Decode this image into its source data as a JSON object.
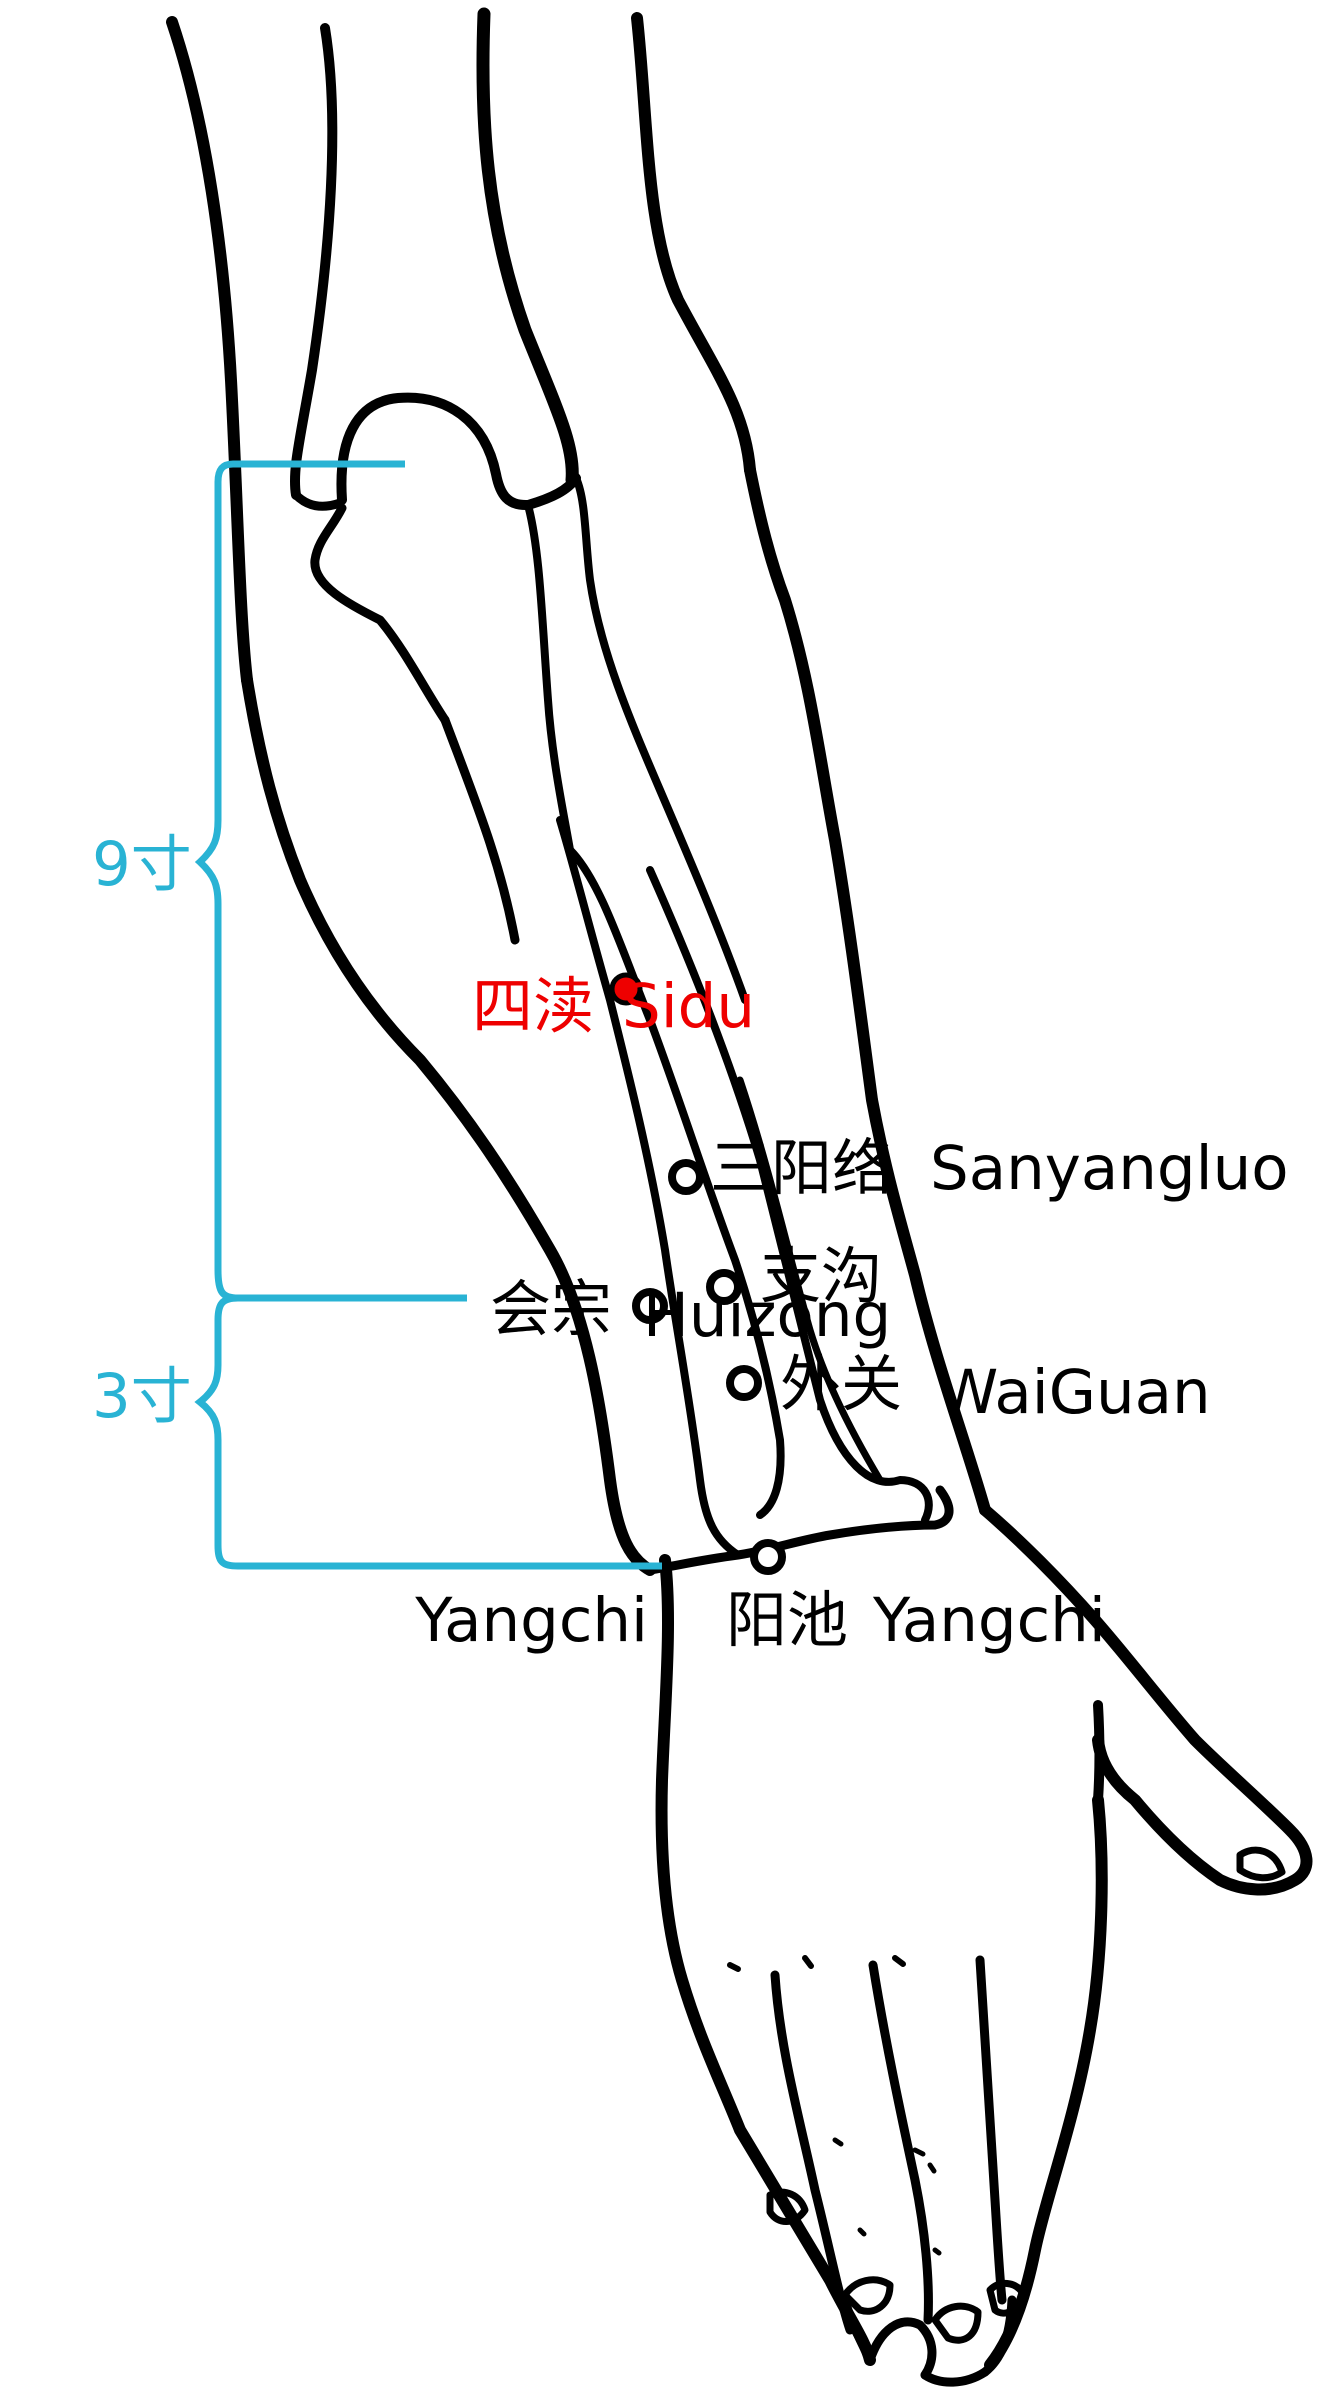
{
  "colors": {
    "outline": "#000000",
    "measure": "#29b3d4",
    "highlight": "#ee0000",
    "point_fill": "#ffffff"
  },
  "measurements": {
    "upper": "9寸",
    "lower": "3寸"
  },
  "points": {
    "sidu": {
      "zh": "四渎",
      "en": "Sidu",
      "highlight": true
    },
    "sanyangluo": {
      "zh": "三阳络",
      "en": "Sanyangluo"
    },
    "zhigou": {
      "zh": "支沟"
    },
    "huizong": {
      "zh": "会宗",
      "en": "Huizong"
    },
    "waiguan": {
      "zh": "外关",
      "en": "WaiGuan"
    },
    "yangchi": {
      "zh": "阳池",
      "en": "Yangchi"
    }
  },
  "left_label": "Yangchi"
}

--------------------

_Exercise directions:_ Repeat the records above exactly, omitting every picture.

_Answer:_
Decode this image into its source data as a JSON object.
{
  "colors": {
    "outline": "#000000",
    "measure": "#29b3d4",
    "highlight": "#ee0000",
    "point_fill": "#ffffff"
  },
  "measurements": {
    "upper": "9寸",
    "lower": "3寸"
  },
  "points": {
    "sidu": {
      "zh": "四渎",
      "en": "Sidu",
      "highlight": true
    },
    "sanyangluo": {
      "zh": "三阳络",
      "en": "Sanyangluo"
    },
    "zhigou": {
      "zh": "支沟"
    },
    "huizong": {
      "zh": "会宗",
      "en": "Huizong"
    },
    "waiguan": {
      "zh": "外关",
      "en": "WaiGuan"
    },
    "yangchi": {
      "zh": "阳池",
      "en": "Yangchi"
    }
  },
  "left_label": "Yangchi"
}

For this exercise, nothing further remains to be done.